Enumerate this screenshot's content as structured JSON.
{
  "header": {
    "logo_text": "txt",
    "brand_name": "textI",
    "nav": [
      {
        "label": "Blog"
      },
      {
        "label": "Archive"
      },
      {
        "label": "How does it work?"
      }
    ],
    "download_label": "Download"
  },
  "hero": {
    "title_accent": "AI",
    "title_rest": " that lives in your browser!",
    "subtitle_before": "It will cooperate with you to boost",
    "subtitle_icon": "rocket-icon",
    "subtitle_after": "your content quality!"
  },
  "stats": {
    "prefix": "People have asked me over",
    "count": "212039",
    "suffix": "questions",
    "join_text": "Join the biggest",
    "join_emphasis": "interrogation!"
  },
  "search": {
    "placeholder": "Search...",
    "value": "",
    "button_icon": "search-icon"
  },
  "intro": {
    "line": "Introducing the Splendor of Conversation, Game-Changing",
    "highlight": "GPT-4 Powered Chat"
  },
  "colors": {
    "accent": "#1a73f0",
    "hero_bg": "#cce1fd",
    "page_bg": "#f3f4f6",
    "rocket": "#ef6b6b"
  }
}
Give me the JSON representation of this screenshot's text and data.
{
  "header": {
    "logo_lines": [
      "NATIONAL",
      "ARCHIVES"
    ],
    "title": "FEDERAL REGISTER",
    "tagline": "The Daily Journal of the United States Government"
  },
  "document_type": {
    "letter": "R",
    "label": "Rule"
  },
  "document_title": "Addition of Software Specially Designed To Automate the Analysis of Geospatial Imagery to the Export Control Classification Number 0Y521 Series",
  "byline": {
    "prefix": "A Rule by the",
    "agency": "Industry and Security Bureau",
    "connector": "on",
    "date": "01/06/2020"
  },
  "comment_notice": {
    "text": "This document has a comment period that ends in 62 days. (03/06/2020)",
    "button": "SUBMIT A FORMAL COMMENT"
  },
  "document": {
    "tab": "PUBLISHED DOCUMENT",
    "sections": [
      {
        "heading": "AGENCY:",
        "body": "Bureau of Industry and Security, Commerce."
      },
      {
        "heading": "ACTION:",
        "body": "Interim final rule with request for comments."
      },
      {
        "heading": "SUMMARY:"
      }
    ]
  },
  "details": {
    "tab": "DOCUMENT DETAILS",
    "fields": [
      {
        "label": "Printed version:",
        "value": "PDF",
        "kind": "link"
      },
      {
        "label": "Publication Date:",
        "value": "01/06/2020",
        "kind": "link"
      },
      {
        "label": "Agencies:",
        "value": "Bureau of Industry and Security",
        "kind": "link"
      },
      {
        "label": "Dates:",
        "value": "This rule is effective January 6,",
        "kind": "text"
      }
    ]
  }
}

● Task
Look over the material above and show each line where "with" appears.

● Output below
    "subtitle_before": "It will cooperate with you to boost",
        "body": "Interim final rule with request for comments."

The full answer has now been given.